[Data listing]
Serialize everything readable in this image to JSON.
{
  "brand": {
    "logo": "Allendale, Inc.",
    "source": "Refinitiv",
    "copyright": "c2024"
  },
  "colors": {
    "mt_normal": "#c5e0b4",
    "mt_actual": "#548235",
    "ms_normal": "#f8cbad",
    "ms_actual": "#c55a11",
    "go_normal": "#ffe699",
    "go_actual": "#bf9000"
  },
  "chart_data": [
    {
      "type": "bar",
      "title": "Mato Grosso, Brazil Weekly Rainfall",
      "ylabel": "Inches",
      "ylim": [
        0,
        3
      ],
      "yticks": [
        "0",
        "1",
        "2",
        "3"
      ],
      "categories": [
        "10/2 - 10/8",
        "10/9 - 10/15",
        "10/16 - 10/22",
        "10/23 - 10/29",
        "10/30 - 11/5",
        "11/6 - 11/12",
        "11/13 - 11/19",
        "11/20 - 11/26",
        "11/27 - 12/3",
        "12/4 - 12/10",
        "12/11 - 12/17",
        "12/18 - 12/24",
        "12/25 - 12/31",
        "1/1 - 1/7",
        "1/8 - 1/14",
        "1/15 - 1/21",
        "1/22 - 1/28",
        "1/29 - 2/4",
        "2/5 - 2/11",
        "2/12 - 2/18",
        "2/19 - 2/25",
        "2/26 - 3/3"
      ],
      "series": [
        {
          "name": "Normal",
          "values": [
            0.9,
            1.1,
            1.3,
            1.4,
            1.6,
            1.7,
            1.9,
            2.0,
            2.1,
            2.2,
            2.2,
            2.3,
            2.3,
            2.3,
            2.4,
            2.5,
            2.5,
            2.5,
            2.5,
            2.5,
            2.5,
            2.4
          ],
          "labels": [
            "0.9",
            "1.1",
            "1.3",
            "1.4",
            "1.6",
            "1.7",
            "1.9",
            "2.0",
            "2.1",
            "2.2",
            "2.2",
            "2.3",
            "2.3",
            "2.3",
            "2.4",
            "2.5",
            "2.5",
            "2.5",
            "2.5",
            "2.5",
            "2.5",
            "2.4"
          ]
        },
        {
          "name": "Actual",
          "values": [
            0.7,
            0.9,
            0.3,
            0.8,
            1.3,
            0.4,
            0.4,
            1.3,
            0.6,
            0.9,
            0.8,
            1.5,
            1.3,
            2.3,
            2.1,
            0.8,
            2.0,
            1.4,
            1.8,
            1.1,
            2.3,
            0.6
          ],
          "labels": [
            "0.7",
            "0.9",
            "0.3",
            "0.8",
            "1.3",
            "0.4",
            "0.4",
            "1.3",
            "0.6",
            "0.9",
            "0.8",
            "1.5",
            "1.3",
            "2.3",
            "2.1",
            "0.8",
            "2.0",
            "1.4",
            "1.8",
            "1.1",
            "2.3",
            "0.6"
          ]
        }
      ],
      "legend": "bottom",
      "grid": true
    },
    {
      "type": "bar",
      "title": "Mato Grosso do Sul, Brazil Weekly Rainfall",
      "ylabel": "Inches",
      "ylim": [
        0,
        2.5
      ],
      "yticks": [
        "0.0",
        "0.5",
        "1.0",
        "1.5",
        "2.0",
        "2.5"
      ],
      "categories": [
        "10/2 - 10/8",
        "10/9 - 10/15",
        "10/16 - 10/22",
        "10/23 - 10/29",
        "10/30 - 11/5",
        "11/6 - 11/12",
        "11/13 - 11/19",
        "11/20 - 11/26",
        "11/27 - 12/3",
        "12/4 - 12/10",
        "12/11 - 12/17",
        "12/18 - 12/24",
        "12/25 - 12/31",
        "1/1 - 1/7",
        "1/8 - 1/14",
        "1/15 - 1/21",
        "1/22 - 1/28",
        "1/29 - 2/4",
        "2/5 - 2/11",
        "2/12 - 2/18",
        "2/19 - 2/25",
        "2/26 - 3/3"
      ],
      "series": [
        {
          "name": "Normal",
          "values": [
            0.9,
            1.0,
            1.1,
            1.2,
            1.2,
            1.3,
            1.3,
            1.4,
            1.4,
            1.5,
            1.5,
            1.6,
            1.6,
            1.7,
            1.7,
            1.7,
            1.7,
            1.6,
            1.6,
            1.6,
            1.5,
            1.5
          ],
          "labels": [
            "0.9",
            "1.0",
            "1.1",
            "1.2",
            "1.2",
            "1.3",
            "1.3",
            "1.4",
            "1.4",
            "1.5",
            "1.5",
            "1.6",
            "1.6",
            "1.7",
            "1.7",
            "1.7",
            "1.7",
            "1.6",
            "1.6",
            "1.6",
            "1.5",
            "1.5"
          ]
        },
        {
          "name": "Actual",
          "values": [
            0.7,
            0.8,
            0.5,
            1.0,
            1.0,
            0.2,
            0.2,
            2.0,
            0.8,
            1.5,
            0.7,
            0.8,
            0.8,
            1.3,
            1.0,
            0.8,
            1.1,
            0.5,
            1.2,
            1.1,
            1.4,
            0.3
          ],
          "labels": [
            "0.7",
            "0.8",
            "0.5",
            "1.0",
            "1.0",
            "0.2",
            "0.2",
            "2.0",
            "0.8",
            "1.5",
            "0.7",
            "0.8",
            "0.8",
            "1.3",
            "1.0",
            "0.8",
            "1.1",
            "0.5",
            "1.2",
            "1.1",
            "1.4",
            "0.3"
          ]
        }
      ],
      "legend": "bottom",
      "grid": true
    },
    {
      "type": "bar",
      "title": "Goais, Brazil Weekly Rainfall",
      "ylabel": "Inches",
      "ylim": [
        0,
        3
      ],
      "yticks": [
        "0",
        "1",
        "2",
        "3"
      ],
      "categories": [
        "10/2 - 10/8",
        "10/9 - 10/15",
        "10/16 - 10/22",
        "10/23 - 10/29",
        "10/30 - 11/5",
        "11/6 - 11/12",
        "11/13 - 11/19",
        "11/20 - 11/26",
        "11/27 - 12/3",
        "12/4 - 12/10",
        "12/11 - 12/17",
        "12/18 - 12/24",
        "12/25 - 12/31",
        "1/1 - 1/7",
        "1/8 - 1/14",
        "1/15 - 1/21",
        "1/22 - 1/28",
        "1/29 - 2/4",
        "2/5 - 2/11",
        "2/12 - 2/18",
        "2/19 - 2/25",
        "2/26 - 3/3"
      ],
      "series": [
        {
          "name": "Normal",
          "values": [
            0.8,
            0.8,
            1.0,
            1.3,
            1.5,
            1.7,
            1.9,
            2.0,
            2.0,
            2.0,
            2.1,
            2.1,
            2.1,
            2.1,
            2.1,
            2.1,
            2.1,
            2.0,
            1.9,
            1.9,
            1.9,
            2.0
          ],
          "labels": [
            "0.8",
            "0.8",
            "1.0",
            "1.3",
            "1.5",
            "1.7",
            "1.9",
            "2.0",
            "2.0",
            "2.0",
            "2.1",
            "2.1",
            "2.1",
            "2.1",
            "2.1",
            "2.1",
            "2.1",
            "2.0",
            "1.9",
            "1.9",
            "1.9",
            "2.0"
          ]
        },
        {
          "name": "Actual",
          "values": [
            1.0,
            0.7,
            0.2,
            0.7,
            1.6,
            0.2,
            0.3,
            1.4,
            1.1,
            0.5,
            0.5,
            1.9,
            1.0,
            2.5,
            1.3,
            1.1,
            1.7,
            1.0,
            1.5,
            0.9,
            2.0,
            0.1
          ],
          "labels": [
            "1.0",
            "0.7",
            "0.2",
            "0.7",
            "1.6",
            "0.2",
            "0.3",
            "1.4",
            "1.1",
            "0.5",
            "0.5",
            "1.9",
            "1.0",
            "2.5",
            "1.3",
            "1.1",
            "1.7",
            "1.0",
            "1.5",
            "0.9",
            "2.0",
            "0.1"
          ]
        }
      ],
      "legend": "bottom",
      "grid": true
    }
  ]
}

[Set task] From the data above, extract every line in its exact form.

[The reply]
Serialize everything readable in this image to JSON.
{
  "brand": {
    "logo": "Allendale, Inc.",
    "source": "Refinitiv",
    "copyright": "c2024"
  },
  "colors": {
    "mt_normal": "#c5e0b4",
    "mt_actual": "#548235",
    "ms_normal": "#f8cbad",
    "ms_actual": "#c55a11",
    "go_normal": "#ffe699",
    "go_actual": "#bf9000"
  },
  "chart_data": [
    {
      "type": "bar",
      "title": "Mato Grosso, Brazil Weekly Rainfall",
      "ylabel": "Inches",
      "ylim": [
        0,
        3
      ],
      "yticks": [
        "0",
        "1",
        "2",
        "3"
      ],
      "categories": [
        "10/2 - 10/8",
        "10/9 - 10/15",
        "10/16 - 10/22",
        "10/23 - 10/29",
        "10/30 - 11/5",
        "11/6 - 11/12",
        "11/13 - 11/19",
        "11/20 - 11/26",
        "11/27 - 12/3",
        "12/4 - 12/10",
        "12/11 - 12/17",
        "12/18 - 12/24",
        "12/25 - 12/31",
        "1/1 - 1/7",
        "1/8 - 1/14",
        "1/15 - 1/21",
        "1/22 - 1/28",
        "1/29 - 2/4",
        "2/5 - 2/11",
        "2/12 - 2/18",
        "2/19 - 2/25",
        "2/26 - 3/3"
      ],
      "series": [
        {
          "name": "Normal",
          "values": [
            0.9,
            1.1,
            1.3,
            1.4,
            1.6,
            1.7,
            1.9,
            2.0,
            2.1,
            2.2,
            2.2,
            2.3,
            2.3,
            2.3,
            2.4,
            2.5,
            2.5,
            2.5,
            2.5,
            2.5,
            2.5,
            2.4
          ],
          "labels": [
            "0.9",
            "1.1",
            "1.3",
            "1.4",
            "1.6",
            "1.7",
            "1.9",
            "2.0",
            "2.1",
            "2.2",
            "2.2",
            "2.3",
            "2.3",
            "2.3",
            "2.4",
            "2.5",
            "2.5",
            "2.5",
            "2.5",
            "2.5",
            "2.5",
            "2.4"
          ]
        },
        {
          "name": "Actual",
          "values": [
            0.7,
            0.9,
            0.3,
            0.8,
            1.3,
            0.4,
            0.4,
            1.3,
            0.6,
            0.9,
            0.8,
            1.5,
            1.3,
            2.3,
            2.1,
            0.8,
            2.0,
            1.4,
            1.8,
            1.1,
            2.3,
            0.6
          ],
          "labels": [
            "0.7",
            "0.9",
            "0.3",
            "0.8",
            "1.3",
            "0.4",
            "0.4",
            "1.3",
            "0.6",
            "0.9",
            "0.8",
            "1.5",
            "1.3",
            "2.3",
            "2.1",
            "0.8",
            "2.0",
            "1.4",
            "1.8",
            "1.1",
            "2.3",
            "0.6"
          ]
        }
      ],
      "legend": "bottom",
      "grid": true
    },
    {
      "type": "bar",
      "title": "Mato Grosso do Sul, Brazil Weekly Rainfall",
      "ylabel": "Inches",
      "ylim": [
        0,
        2.5
      ],
      "yticks": [
        "0.0",
        "0.5",
        "1.0",
        "1.5",
        "2.0",
        "2.5"
      ],
      "categories": [
        "10/2 - 10/8",
        "10/9 - 10/15",
        "10/16 - 10/22",
        "10/23 - 10/29",
        "10/30 - 11/5",
        "11/6 - 11/12",
        "11/13 - 11/19",
        "11/20 - 11/26",
        "11/27 - 12/3",
        "12/4 - 12/10",
        "12/11 - 12/17",
        "12/18 - 12/24",
        "12/25 - 12/31",
        "1/1 - 1/7",
        "1/8 - 1/14",
        "1/15 - 1/21",
        "1/22 - 1/28",
        "1/29 - 2/4",
        "2/5 - 2/11",
        "2/12 - 2/18",
        "2/19 - 2/25",
        "2/26 - 3/3"
      ],
      "series": [
        {
          "name": "Normal",
          "values": [
            0.9,
            1.0,
            1.1,
            1.2,
            1.2,
            1.3,
            1.3,
            1.4,
            1.4,
            1.5,
            1.5,
            1.6,
            1.6,
            1.7,
            1.7,
            1.7,
            1.7,
            1.6,
            1.6,
            1.6,
            1.5,
            1.5
          ],
          "labels": [
            "0.9",
            "1.0",
            "1.1",
            "1.2",
            "1.2",
            "1.3",
            "1.3",
            "1.4",
            "1.4",
            "1.5",
            "1.5",
            "1.6",
            "1.6",
            "1.7",
            "1.7",
            "1.7",
            "1.7",
            "1.6",
            "1.6",
            "1.6",
            "1.5",
            "1.5"
          ]
        },
        {
          "name": "Actual",
          "values": [
            0.7,
            0.8,
            0.5,
            1.0,
            1.0,
            0.2,
            0.2,
            2.0,
            0.8,
            1.5,
            0.7,
            0.8,
            0.8,
            1.3,
            1.0,
            0.8,
            1.1,
            0.5,
            1.2,
            1.1,
            1.4,
            0.3
          ],
          "labels": [
            "0.7",
            "0.8",
            "0.5",
            "1.0",
            "1.0",
            "0.2",
            "0.2",
            "2.0",
            "0.8",
            "1.5",
            "0.7",
            "0.8",
            "0.8",
            "1.3",
            "1.0",
            "0.8",
            "1.1",
            "0.5",
            "1.2",
            "1.1",
            "1.4",
            "0.3"
          ]
        }
      ],
      "legend": "bottom",
      "grid": true
    },
    {
      "type": "bar",
      "title": "Goais, Brazil Weekly Rainfall",
      "ylabel": "Inches",
      "ylim": [
        0,
        3
      ],
      "yticks": [
        "0",
        "1",
        "2",
        "3"
      ],
      "categories": [
        "10/2 - 10/8",
        "10/9 - 10/15",
        "10/16 - 10/22",
        "10/23 - 10/29",
        "10/30 - 11/5",
        "11/6 - 11/12",
        "11/13 - 11/19",
        "11/20 - 11/26",
        "11/27 - 12/3",
        "12/4 - 12/10",
        "12/11 - 12/17",
        "12/18 - 12/24",
        "12/25 - 12/31",
        "1/1 - 1/7",
        "1/8 - 1/14",
        "1/15 - 1/21",
        "1/22 - 1/28",
        "1/29 - 2/4",
        "2/5 - 2/11",
        "2/12 - 2/18",
        "2/19 - 2/25",
        "2/26 - 3/3"
      ],
      "series": [
        {
          "name": "Normal",
          "values": [
            0.8,
            0.8,
            1.0,
            1.3,
            1.5,
            1.7,
            1.9,
            2.0,
            2.0,
            2.0,
            2.1,
            2.1,
            2.1,
            2.1,
            2.1,
            2.1,
            2.1,
            2.0,
            1.9,
            1.9,
            1.9,
            2.0
          ],
          "labels": [
            "0.8",
            "0.8",
            "1.0",
            "1.3",
            "1.5",
            "1.7",
            "1.9",
            "2.0",
            "2.0",
            "2.0",
            "2.1",
            "2.1",
            "2.1",
            "2.1",
            "2.1",
            "2.1",
            "2.1",
            "2.0",
            "1.9",
            "1.9",
            "1.9",
            "2.0"
          ]
        },
        {
          "name": "Actual",
          "values": [
            1.0,
            0.7,
            0.2,
            0.7,
            1.6,
            0.2,
            0.3,
            1.4,
            1.1,
            0.5,
            0.5,
            1.9,
            1.0,
            2.5,
            1.3,
            1.1,
            1.7,
            1.0,
            1.5,
            0.9,
            2.0,
            0.1
          ],
          "labels": [
            "1.0",
            "0.7",
            "0.2",
            "0.7",
            "1.6",
            "0.2",
            "0.3",
            "1.4",
            "1.1",
            "0.5",
            "0.5",
            "1.9",
            "1.0",
            "2.5",
            "1.3",
            "1.1",
            "1.7",
            "1.0",
            "1.5",
            "0.9",
            "2.0",
            "0.1"
          ]
        }
      ],
      "legend": "bottom",
      "grid": true
    }
  ]
}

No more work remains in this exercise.